What you are asked to do => Pull every line containing "name" out of the material below.

Dataset content =>
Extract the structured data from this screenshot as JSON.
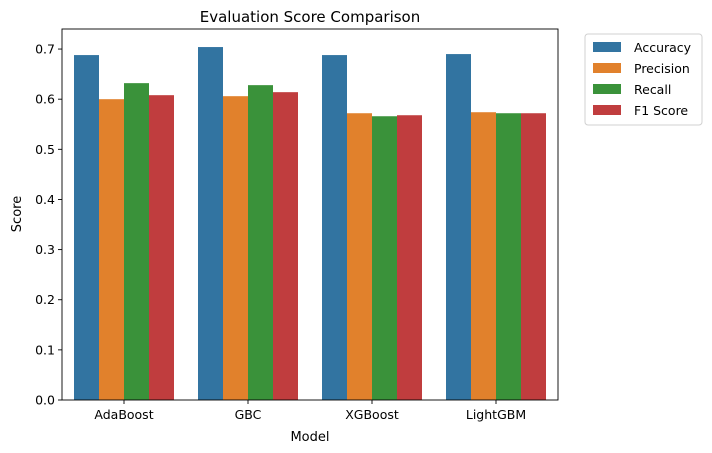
{
  "chart_data": {
    "type": "bar",
    "title": "Evaluation Score Comparison",
    "xlabel": "Model",
    "ylabel": "Score",
    "categories": [
      "AdaBoost",
      "GBC",
      "XGBoost",
      "LightGBM"
    ],
    "ylim": [
      0,
      0.74
    ],
    "yticks": [
      "0.0",
      "0.1",
      "0.2",
      "0.3",
      "0.4",
      "0.5",
      "0.6",
      "0.7"
    ],
    "grid": false,
    "legend_position": "outside-top-right",
    "series": [
      {
        "name": "Accuracy",
        "color": "#3274a1",
        "values": [
          0.688,
          0.704,
          0.688,
          0.69
        ]
      },
      {
        "name": "Precision",
        "color": "#e1812c",
        "values": [
          0.6,
          0.606,
          0.572,
          0.574
        ]
      },
      {
        "name": "Recall",
        "color": "#3a923a",
        "values": [
          0.632,
          0.628,
          0.566,
          0.572
        ]
      },
      {
        "name": "F1 Score",
        "color": "#c03d3e",
        "values": [
          0.608,
          0.614,
          0.568,
          0.572
        ]
      }
    ]
  }
}
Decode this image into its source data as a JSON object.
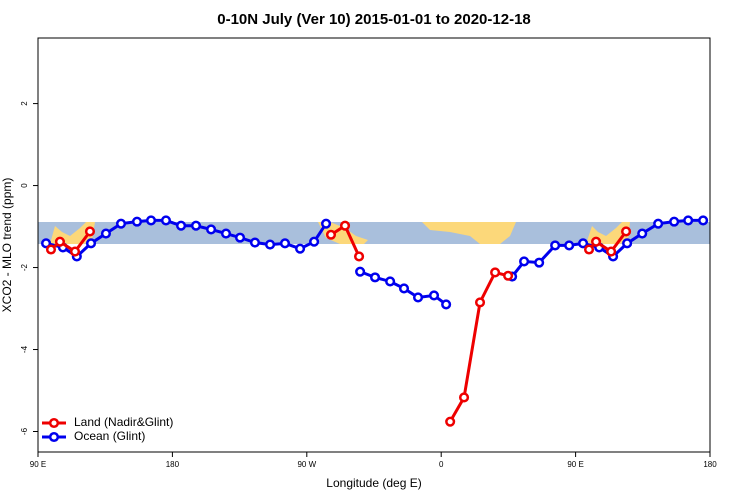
{
  "chart_data": {
    "type": "line",
    "title": "0-10N July (Ver 10)   2015-01-01 to 2020-12-18",
    "x_label": "Longitude (deg E)",
    "y_label": "XCO2 - MLO trend (ppm)",
    "xlim": [
      90,
      540
    ],
    "ylim": [
      -6.5,
      3.6
    ],
    "xticks": [
      {
        "value": 90,
        "label": "90 E"
      },
      180,
      {
        "value": 270,
        "label": "90 W"
      },
      {
        "value": 360,
        "label": "0"
      },
      {
        "value": 450,
        "label": "90 E"
      },
      {
        "value": 540,
        "label": "180"
      }
    ],
    "yticks": [
      -6,
      -4,
      -2,
      0,
      2
    ],
    "legend": "bottom-left",
    "series": [
      {
        "name": "Ocean (Glint)",
        "color": "#0000ee",
        "x": [
          95.4,
          106.7,
          116,
          125.5,
          135.5,
          145.6,
          156.3,
          165.7,
          175.7,
          185.8,
          195.8,
          205.9,
          215.9,
          225.3,
          235.3,
          245.4,
          255.4,
          265.5,
          274.9,
          282.9,
          null,
          305.7,
          315.7,
          325.8,
          335.1,
          344.5,
          355.2,
          363.3,
          null,
          407.5,
          415.5,
          425.6,
          436.3,
          445.7,
          455,
          465.8,
          475.1,
          484.5,
          494.6,
          505.3,
          516,
          525.4,
          535.4
        ],
        "values": [
          -1.41,
          -1.51,
          -1.73,
          -1.41,
          -1.17,
          -0.93,
          -0.88,
          -0.85,
          -0.85,
          -0.98,
          -0.98,
          -1.07,
          -1.17,
          -1.27,
          -1.39,
          -1.44,
          -1.41,
          -1.54,
          -1.37,
          -0.93,
          null,
          -2.1,
          -2.24,
          -2.34,
          -2.51,
          -2.73,
          -2.68,
          -2.9,
          null,
          -2.22,
          -1.85,
          -1.88,
          -1.46,
          -1.46,
          -1.41,
          -1.51,
          -1.73,
          -1.41,
          -1.17,
          -0.93,
          -0.88,
          -0.85,
          -0.85
        ]
      },
      {
        "name": "Land (Nadir&Glint)",
        "color": "#ee0000",
        "x": [
          98.7,
          104.7,
          114.8,
          124.8,
          null,
          286.2,
          295.6,
          305,
          null,
          366,
          375.3,
          386,
          396.1,
          404.8,
          null,
          459,
          463.7,
          473.8,
          483.8
        ],
        "values": [
          -1.56,
          -1.37,
          -1.61,
          -1.12,
          null,
          -1.2,
          -0.98,
          -1.73,
          null,
          -5.76,
          -5.17,
          -2.85,
          -2.12,
          -2.2,
          null,
          -1.56,
          -1.37,
          -1.61,
          -1.12
        ]
      }
    ]
  }
}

Exercise response =>
        "name": "Accuracy",
        "name": "Precision",
        "name": "Recall",
        "name": "F1 Score",
        "name": "Ocean (Glint)",
        "name": "Land (Nadir&Glint)",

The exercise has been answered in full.